- [Requirements]: Keep every line where the word "title" appears; drop the rest.

- [Record set]:
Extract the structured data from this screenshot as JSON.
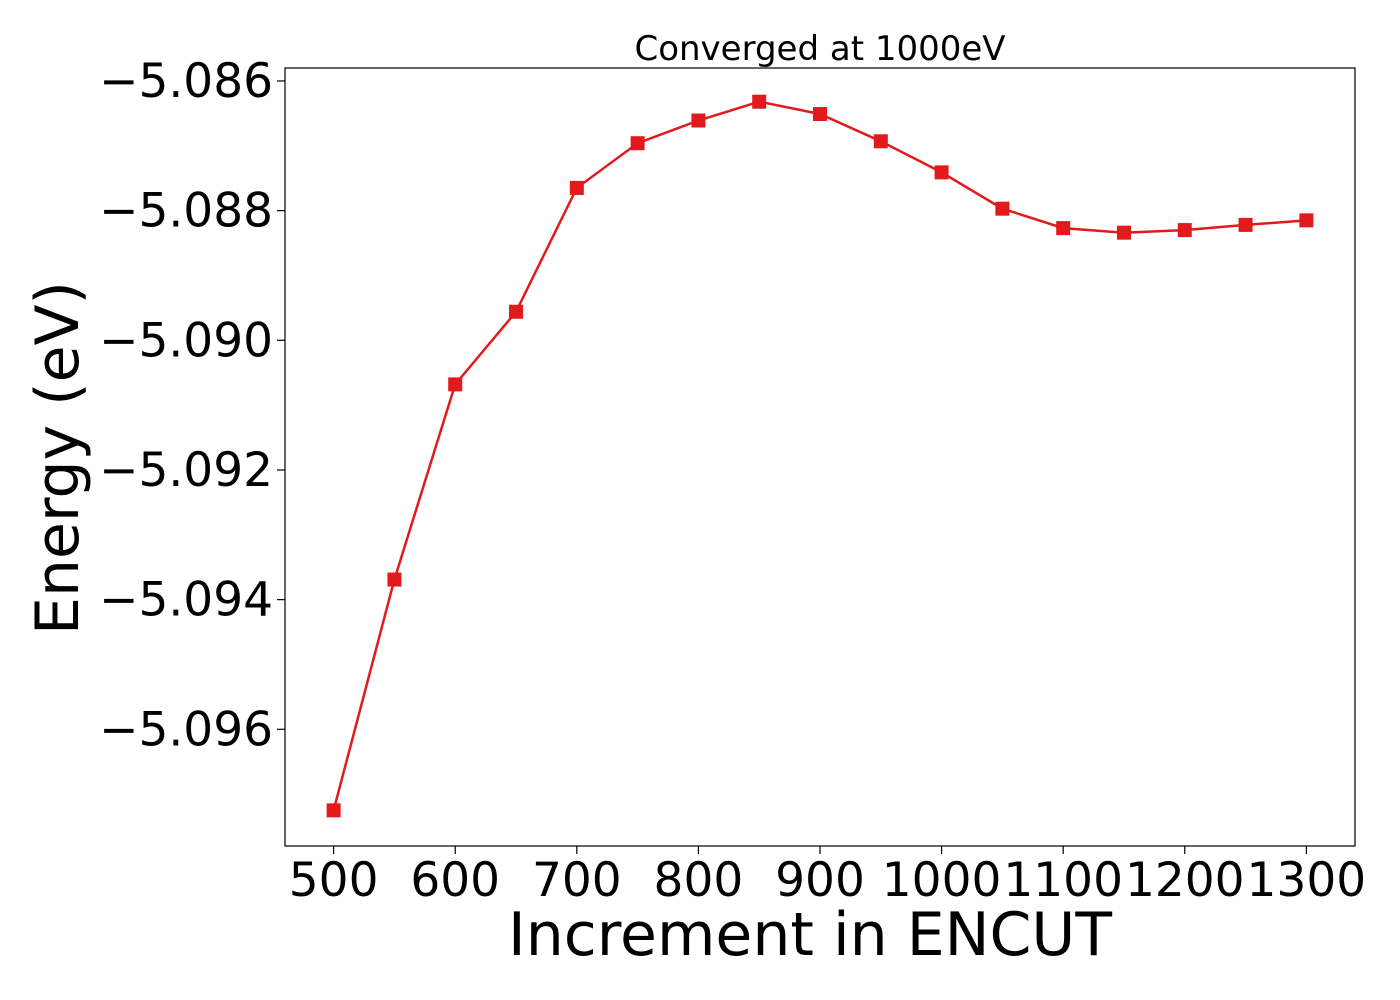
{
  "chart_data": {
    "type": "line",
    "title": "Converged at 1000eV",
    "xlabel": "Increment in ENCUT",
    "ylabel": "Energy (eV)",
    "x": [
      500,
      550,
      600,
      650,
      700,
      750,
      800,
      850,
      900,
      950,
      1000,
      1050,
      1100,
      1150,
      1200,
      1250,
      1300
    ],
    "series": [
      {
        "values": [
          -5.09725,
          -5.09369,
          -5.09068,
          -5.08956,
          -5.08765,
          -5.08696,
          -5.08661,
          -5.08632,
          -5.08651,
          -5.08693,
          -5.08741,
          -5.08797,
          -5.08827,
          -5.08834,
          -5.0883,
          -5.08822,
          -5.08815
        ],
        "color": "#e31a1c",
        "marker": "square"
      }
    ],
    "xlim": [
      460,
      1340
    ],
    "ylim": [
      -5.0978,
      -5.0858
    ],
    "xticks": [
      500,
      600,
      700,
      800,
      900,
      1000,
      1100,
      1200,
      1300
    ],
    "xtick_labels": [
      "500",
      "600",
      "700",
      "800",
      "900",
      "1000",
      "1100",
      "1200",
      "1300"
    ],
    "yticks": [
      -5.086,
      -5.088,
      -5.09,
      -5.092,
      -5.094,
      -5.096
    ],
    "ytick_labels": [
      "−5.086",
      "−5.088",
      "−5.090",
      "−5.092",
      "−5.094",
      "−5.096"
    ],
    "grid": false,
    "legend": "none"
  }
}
* * *
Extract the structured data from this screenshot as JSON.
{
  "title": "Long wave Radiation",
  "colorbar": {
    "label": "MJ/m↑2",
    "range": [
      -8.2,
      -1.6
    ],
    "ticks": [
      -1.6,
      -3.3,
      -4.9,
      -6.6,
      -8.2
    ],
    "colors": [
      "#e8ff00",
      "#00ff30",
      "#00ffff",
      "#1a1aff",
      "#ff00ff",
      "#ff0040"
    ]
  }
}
--
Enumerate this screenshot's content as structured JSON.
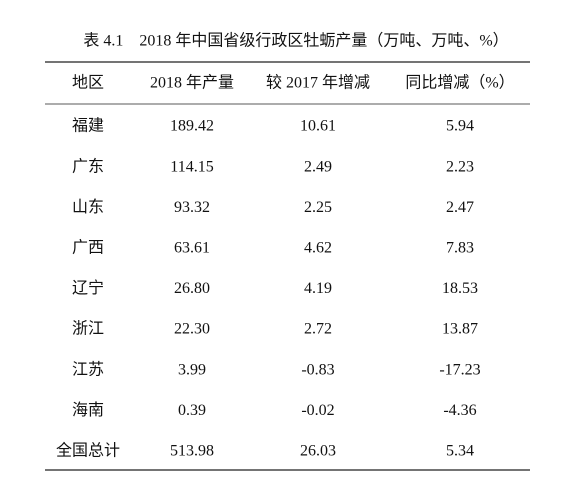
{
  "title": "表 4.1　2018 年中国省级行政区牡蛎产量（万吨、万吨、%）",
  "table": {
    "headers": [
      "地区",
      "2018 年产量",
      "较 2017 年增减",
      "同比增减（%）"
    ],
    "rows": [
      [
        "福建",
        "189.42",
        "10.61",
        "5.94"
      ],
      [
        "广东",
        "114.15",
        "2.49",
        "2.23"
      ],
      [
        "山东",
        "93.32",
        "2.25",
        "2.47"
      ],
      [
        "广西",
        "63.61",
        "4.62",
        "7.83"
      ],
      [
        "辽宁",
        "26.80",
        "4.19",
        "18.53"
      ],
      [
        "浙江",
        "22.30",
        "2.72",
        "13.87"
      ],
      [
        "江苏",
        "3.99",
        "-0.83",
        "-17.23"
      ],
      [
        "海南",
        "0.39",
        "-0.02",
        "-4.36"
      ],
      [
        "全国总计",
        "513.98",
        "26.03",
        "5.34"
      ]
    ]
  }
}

- [Exercise response]:
    "title": "Converged at 1000eV",
  "title": "Long wave Radiation",
  "title": "表 4.1　2018 年中国省级行政区牡蛎产量（万吨、万吨、%）",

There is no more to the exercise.